+++ Supplied records +++

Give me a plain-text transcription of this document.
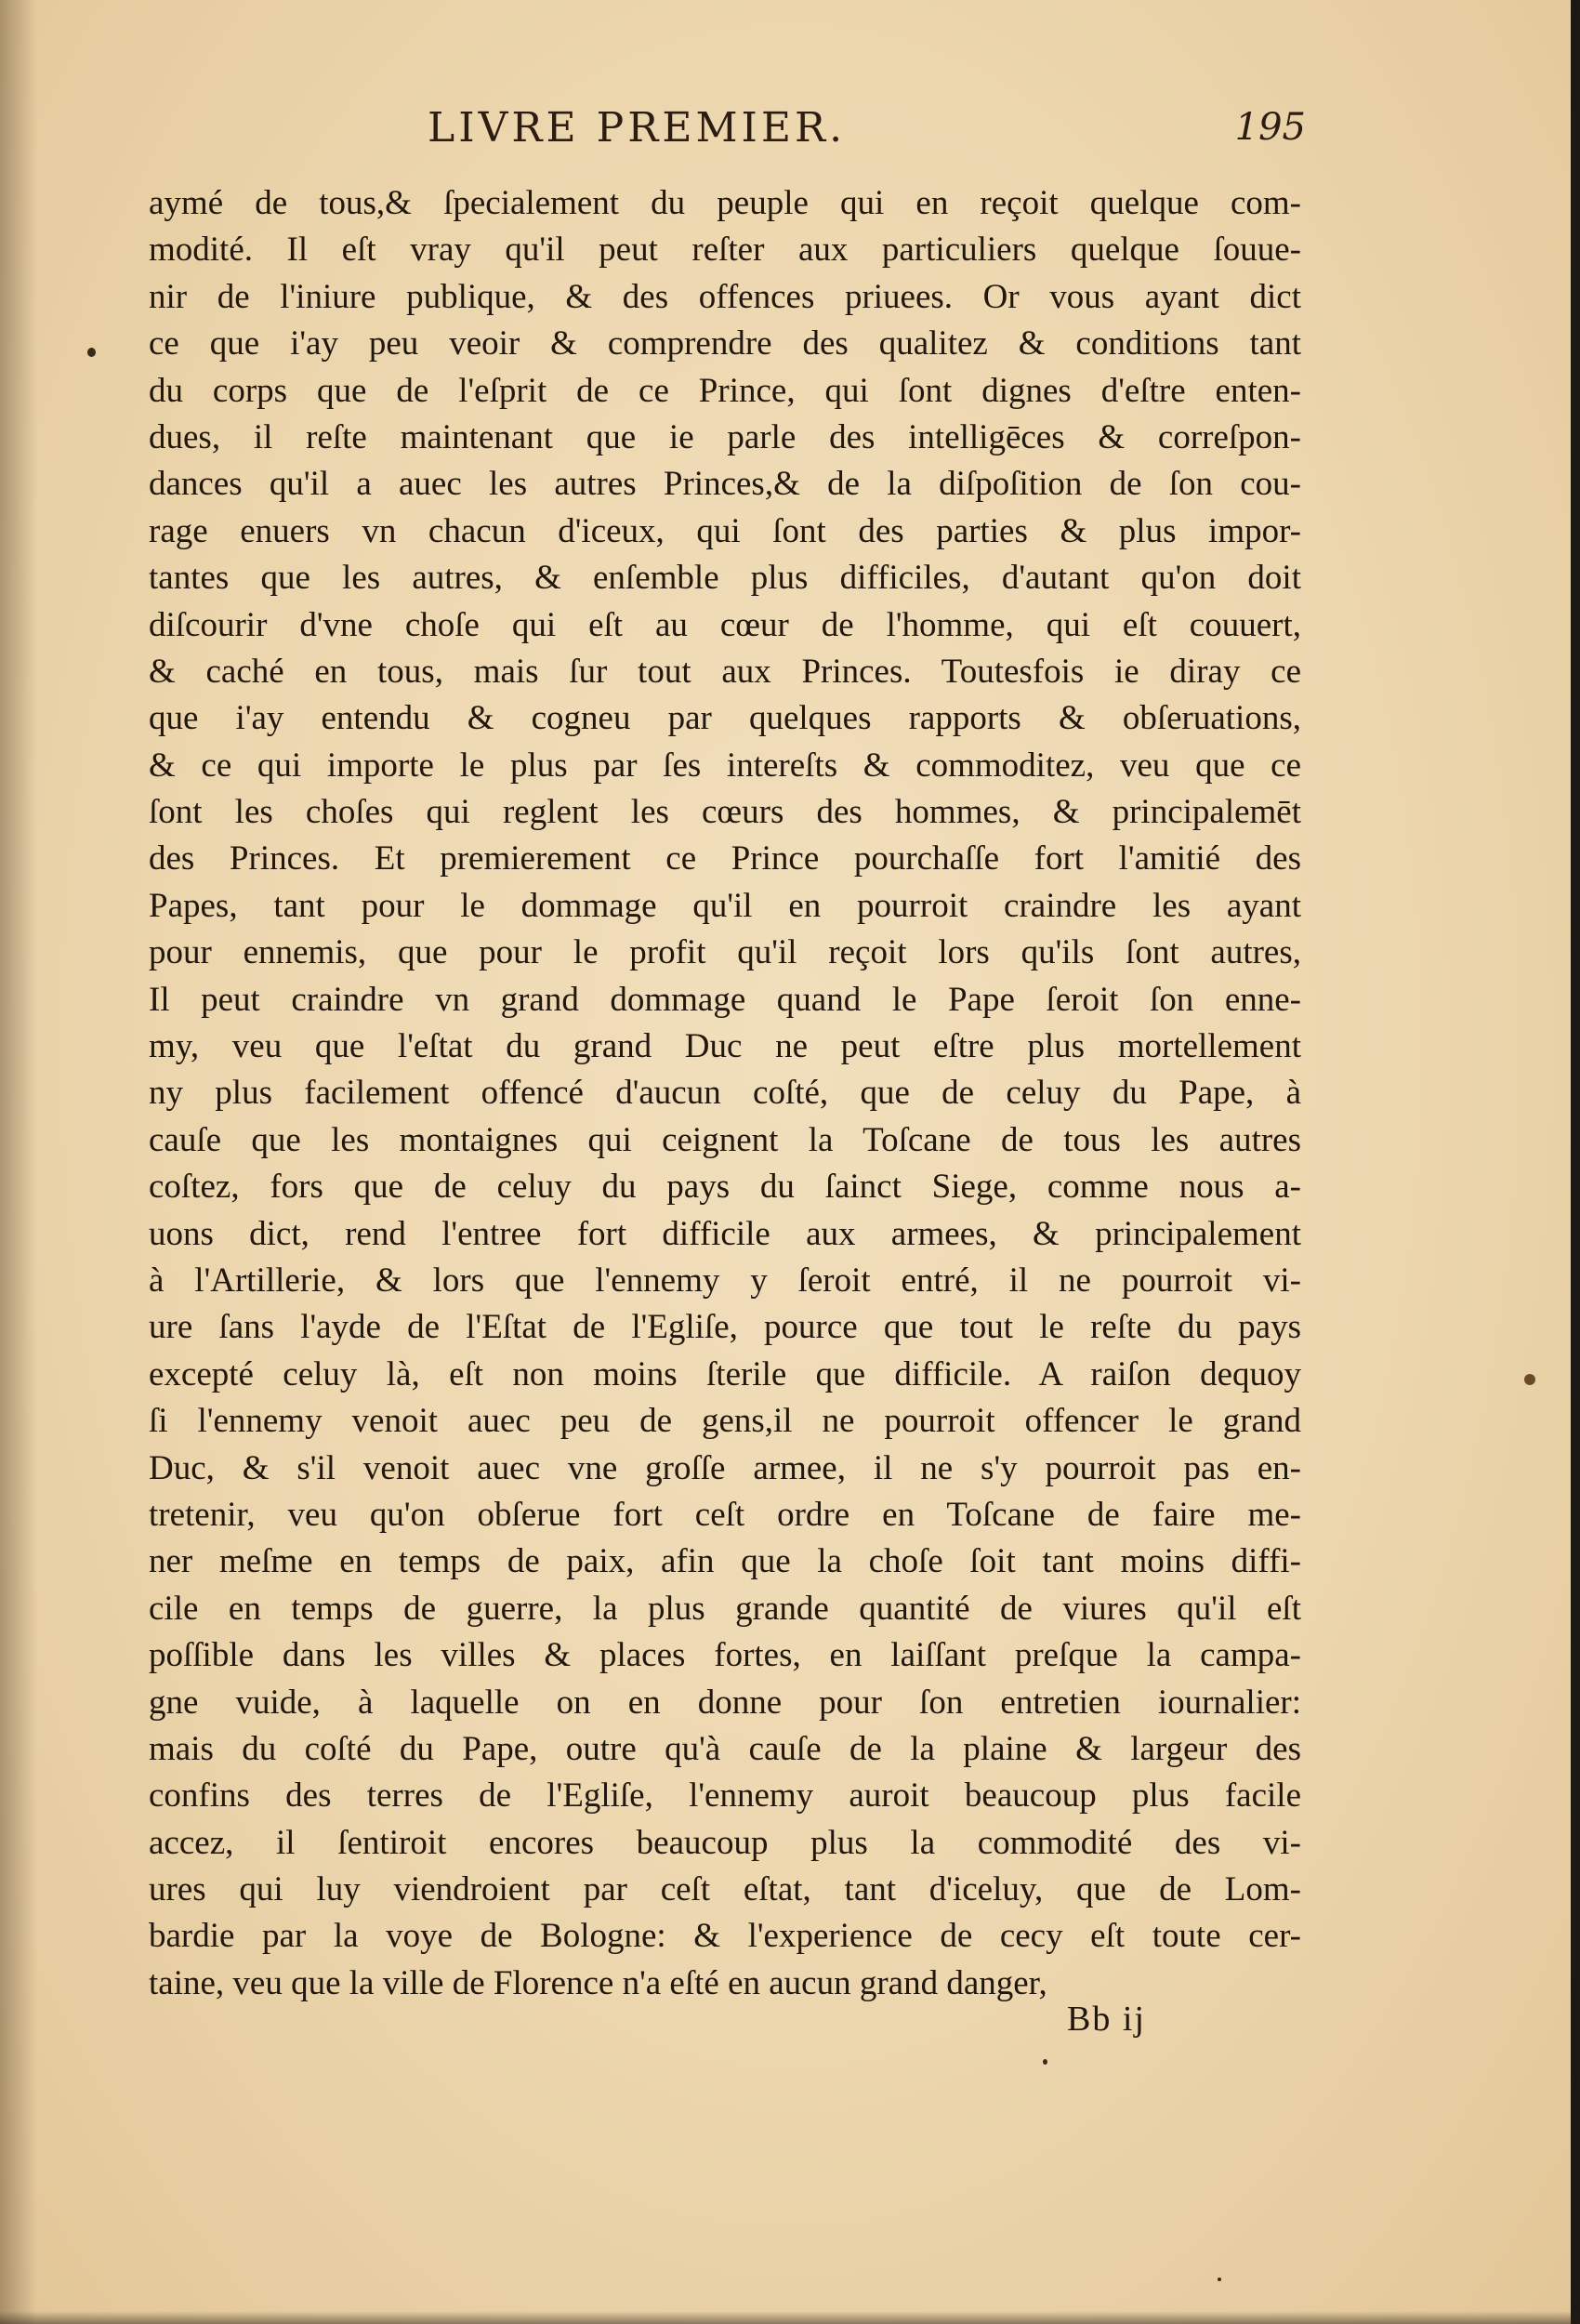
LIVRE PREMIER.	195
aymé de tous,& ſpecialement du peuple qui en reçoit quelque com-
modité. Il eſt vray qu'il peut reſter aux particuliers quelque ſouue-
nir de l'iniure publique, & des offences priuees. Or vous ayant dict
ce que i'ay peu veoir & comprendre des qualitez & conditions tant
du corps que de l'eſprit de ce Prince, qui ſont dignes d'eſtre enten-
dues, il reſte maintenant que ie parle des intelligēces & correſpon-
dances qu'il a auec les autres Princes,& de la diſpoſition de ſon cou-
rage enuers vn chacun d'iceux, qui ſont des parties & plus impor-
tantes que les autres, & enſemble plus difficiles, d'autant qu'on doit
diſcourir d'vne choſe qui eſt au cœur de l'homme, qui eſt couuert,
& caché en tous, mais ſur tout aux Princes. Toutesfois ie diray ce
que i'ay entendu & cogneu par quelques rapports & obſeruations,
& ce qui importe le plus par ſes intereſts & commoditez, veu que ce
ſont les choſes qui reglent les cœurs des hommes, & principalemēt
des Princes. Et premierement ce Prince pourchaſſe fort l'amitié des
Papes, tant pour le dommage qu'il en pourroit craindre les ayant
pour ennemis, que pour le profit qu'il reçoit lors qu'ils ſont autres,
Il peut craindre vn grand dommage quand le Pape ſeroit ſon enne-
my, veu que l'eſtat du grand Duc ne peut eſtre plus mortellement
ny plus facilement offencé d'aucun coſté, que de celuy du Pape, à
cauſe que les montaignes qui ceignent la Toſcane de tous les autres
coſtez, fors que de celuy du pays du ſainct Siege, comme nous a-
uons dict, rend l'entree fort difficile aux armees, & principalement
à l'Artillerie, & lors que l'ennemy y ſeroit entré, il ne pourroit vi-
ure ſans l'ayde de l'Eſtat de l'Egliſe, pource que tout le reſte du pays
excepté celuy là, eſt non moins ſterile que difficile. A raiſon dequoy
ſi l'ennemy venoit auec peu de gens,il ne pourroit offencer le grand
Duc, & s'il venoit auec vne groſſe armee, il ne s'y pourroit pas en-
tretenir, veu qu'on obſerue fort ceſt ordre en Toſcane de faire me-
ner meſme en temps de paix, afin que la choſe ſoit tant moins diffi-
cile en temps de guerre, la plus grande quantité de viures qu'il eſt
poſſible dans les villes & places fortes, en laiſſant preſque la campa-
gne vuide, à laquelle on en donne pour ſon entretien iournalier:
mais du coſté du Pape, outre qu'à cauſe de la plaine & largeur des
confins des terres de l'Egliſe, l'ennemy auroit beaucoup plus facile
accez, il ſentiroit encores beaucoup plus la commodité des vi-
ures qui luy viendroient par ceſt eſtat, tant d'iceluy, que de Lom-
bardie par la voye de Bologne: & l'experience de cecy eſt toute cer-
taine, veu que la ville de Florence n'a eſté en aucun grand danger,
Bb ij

+++

■ Short task ■
Print the listing above in full, exactly as written. Omit any pictures.

■ Response below ■
Give me a plain-text transcription of this document.
LIVRE PREMIER.	195
aymé de tous,& ſpecialement du peuple qui en reçoit quelque com-
modité. Il eſt vray qu'il peut reſter aux particuliers quelque ſouue-
nir de l'iniure publique, & des offences priuees. Or vous ayant dict
ce que i'ay peu veoir & comprendre des qualitez & conditions tant
du corps que de l'eſprit de ce Prince, qui ſont dignes d'eſtre enten-
dues, il reſte maintenant que ie parle des intelligēces & correſpon-
dances qu'il a auec les autres Princes,& de la diſpoſition de ſon cou-
rage enuers vn chacun d'iceux, qui ſont des parties & plus impor-
tantes que les autres, & enſemble plus difficiles, d'autant qu'on doit
diſcourir d'vne choſe qui eſt au cœur de l'homme, qui eſt couuert,
& caché en tous, mais ſur tout aux Princes. Toutesfois ie diray ce
que i'ay entendu & cogneu par quelques rapports & obſeruations,
& ce qui importe le plus par ſes intereſts & commoditez, veu que ce
ſont les choſes qui reglent les cœurs des hommes, & principalemēt
des Princes. Et premierement ce Prince pourchaſſe fort l'amitié des
Papes, tant pour le dommage qu'il en pourroit craindre les ayant
pour ennemis, que pour le profit qu'il reçoit lors qu'ils ſont autres,
Il peut craindre vn grand dommage quand le Pape ſeroit ſon enne-
my, veu que l'eſtat du grand Duc ne peut eſtre plus mortellement
ny plus facilement offencé d'aucun coſté, que de celuy du Pape, à
cauſe que les montaignes qui ceignent la Toſcane de tous les autres
coſtez, fors que de celuy du pays du ſainct Siege, comme nous a-
uons dict, rend l'entree fort difficile aux armees, & principalement
à l'Artillerie, & lors que l'ennemy y ſeroit entré, il ne pourroit vi-
ure ſans l'ayde de l'Eſtat de l'Egliſe, pource que tout le reſte du pays
excepté celuy là, eſt non moins ſterile que difficile. A raiſon dequoy
ſi l'ennemy venoit auec peu de gens,il ne pourroit offencer le grand
Duc, & s'il venoit auec vne groſſe armee, il ne s'y pourroit pas en-
tretenir, veu qu'on obſerue fort ceſt ordre en Toſcane de faire me-
ner meſme en temps de paix, afin que la choſe ſoit tant moins diffi-
cile en temps de guerre, la plus grande quantité de viures qu'il eſt
poſſible dans les villes & places fortes, en laiſſant preſque la campa-
gne vuide, à laquelle on en donne pour ſon entretien iournalier:
mais du coſté du Pape, outre qu'à cauſe de la plaine & largeur des
confins des terres de l'Egliſe, l'ennemy auroit beaucoup plus facile
accez, il ſentiroit encores beaucoup plus la commodité des vi-
ures qui luy viendroient par ceſt eſtat, tant d'iceluy, que de Lom-
bardie par la voye de Bologne: & l'experience de cecy eſt toute cer-
taine, veu que la ville de Florence n'a eſté en aucun grand danger,
Bb ij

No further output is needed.